*** Supplied material ***

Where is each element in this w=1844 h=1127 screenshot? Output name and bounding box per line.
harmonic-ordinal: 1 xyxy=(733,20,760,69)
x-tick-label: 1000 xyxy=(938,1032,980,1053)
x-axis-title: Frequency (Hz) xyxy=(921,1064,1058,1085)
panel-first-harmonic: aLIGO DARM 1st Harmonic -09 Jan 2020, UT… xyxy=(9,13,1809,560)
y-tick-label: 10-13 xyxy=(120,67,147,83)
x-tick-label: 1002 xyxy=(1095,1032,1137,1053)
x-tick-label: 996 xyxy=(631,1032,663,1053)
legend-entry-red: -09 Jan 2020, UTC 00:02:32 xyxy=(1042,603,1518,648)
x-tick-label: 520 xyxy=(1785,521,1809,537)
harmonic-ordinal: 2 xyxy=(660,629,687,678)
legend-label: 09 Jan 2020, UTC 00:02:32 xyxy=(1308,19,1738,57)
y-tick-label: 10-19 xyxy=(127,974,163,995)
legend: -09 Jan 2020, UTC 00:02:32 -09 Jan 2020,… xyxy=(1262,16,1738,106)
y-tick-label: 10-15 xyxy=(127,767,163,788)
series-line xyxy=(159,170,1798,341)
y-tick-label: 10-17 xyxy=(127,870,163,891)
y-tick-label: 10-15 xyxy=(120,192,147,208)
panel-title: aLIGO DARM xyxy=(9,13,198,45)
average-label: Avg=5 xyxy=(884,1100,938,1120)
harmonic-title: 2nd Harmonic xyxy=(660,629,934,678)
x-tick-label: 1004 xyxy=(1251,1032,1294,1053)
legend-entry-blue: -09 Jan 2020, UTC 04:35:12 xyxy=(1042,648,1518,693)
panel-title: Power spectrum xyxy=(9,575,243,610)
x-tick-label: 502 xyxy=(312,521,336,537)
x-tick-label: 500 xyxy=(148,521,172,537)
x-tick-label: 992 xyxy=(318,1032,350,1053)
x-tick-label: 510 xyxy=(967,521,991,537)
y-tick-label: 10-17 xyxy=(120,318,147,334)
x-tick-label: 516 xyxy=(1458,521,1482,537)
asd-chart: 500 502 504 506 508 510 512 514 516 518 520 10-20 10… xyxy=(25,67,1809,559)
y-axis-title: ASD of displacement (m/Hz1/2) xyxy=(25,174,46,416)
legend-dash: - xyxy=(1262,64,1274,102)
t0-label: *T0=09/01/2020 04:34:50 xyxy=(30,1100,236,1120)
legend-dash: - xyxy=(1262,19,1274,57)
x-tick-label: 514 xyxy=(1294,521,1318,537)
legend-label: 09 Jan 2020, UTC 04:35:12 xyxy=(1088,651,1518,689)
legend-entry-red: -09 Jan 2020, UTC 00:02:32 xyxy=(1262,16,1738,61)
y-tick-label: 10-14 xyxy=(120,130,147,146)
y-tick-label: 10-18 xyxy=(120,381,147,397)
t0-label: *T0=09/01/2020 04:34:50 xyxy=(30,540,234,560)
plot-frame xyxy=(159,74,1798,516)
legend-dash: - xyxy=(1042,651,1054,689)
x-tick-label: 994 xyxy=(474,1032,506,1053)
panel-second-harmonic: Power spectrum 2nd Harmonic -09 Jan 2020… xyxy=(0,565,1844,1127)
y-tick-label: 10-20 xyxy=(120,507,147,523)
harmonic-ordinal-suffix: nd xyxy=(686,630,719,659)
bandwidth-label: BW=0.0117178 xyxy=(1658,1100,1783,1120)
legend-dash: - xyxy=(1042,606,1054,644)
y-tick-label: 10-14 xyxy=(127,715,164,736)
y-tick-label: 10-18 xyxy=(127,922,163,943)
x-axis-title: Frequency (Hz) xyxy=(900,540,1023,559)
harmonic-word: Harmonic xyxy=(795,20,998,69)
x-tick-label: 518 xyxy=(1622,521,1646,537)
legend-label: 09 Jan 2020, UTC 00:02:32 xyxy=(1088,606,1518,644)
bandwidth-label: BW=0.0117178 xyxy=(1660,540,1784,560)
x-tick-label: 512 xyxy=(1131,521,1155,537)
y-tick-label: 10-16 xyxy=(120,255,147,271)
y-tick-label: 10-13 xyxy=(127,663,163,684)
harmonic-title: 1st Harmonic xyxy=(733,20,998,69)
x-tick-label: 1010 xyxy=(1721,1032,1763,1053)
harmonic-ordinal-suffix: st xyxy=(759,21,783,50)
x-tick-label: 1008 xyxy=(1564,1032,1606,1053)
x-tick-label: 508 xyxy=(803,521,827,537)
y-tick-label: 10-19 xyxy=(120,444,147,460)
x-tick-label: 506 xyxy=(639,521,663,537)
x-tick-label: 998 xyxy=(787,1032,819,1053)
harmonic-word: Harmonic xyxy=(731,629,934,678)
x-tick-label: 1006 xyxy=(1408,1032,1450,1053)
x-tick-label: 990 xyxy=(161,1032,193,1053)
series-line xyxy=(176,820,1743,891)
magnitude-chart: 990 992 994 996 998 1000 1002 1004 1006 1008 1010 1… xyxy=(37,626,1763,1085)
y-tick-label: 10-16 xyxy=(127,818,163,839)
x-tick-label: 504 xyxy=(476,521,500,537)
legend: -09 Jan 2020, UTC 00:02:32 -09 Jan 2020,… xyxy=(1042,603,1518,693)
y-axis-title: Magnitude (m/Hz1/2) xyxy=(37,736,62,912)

***

■ Given problem:
Can you copy the rows word for word, from the very first row through the line that contains "x-axis-title: Frequency (Hz) xyxy=(921,1064,1058,1085)", with both of those lines included?

■ Exercise solution:
Where is each element in this w=1844 h=1127 screenshot? Output name and bounding box per line.
harmonic-ordinal: 1 xyxy=(733,20,760,69)
x-tick-label: 1000 xyxy=(938,1032,980,1053)
x-axis-title: Frequency (Hz) xyxy=(921,1064,1058,1085)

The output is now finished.